> _Task instructions_: Each line in the listing below that contains "sich" should be returned.

> _Records supplied_:
========================================

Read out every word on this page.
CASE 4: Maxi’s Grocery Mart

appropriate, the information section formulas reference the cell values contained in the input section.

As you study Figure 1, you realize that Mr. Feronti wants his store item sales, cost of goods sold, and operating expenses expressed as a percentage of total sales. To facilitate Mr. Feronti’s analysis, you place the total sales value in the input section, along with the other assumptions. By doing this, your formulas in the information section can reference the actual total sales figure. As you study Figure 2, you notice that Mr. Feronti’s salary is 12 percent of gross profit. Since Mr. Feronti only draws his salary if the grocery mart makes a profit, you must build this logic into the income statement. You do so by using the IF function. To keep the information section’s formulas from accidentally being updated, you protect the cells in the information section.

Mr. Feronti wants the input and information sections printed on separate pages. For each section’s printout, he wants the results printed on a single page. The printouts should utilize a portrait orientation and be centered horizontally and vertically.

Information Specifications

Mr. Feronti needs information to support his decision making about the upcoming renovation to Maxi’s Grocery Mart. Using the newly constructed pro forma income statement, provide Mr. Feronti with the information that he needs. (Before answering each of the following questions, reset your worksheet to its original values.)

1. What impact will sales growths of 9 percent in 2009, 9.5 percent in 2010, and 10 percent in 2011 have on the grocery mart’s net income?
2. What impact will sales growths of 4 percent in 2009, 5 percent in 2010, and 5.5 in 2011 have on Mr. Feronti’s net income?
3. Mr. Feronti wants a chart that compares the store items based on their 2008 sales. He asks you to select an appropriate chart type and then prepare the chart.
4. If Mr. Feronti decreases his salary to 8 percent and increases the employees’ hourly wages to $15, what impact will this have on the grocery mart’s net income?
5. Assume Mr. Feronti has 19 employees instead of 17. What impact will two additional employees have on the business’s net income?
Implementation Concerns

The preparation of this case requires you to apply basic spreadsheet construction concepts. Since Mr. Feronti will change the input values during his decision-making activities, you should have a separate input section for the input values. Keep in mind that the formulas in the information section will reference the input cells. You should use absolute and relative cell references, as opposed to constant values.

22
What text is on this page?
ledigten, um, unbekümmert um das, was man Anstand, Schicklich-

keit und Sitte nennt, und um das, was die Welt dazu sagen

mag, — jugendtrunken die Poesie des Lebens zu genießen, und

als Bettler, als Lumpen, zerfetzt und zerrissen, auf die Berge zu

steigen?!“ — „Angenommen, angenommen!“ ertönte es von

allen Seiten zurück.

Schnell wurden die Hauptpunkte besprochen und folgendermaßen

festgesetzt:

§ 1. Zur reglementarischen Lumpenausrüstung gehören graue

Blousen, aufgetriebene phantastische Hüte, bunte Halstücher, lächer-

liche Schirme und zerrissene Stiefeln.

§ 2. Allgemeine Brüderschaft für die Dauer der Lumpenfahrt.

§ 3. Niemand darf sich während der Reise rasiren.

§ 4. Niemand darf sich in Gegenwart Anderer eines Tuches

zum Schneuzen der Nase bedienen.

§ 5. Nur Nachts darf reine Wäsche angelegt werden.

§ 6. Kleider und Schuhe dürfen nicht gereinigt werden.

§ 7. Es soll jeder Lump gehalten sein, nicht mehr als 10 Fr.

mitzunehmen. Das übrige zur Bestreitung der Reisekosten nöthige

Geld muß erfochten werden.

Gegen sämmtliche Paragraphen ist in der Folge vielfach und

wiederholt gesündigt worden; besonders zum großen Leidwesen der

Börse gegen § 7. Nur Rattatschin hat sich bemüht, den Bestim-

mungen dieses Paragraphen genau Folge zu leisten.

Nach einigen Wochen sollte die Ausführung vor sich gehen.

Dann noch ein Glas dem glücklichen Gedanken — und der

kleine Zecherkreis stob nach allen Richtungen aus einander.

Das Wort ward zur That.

========================================

> _Solved exercise_:
§ 3. Niemand darf sich während der Reise rasiren.
§ 4. Niemand darf sich in Gegenwart Anderer eines Tuches
Börse gegen § 7. Nur Rattatschin hat sich bemüht, den Bestim-
Nach einigen Wochen sollte die Ausführung vor sich gehen.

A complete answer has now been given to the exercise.